_Task prompt_
Check each line of the records below and collect those that include the word "closeup".

[Start of Record list]

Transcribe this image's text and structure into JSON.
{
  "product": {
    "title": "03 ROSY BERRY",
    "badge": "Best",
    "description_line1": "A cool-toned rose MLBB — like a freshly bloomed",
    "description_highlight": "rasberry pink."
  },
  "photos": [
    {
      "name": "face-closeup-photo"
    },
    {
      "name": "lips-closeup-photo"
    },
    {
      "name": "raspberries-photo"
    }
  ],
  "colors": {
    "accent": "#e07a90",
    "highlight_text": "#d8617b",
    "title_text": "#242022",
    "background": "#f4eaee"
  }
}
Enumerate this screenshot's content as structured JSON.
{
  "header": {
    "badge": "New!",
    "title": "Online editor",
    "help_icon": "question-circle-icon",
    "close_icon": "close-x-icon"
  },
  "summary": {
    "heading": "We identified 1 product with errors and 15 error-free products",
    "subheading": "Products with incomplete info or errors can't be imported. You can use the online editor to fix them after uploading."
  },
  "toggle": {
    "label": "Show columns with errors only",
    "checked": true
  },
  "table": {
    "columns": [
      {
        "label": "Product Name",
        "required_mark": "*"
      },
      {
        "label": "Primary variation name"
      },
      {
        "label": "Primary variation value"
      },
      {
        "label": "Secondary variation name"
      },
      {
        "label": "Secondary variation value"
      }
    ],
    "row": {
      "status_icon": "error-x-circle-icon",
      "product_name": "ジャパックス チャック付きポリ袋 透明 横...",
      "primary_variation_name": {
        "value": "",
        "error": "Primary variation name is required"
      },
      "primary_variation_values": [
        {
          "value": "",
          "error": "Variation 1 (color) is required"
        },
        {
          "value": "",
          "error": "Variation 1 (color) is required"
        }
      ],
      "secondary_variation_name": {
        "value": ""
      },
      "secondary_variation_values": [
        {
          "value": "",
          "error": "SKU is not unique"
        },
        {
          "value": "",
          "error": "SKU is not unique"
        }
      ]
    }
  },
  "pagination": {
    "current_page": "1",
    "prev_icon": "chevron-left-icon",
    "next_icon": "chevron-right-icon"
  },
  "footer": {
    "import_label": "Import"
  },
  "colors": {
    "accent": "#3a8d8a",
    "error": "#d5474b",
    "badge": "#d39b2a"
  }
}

[End of Record list]

_Exercise result_
      "name": "face-closeup-photo"
      "name": "lips-closeup-photo"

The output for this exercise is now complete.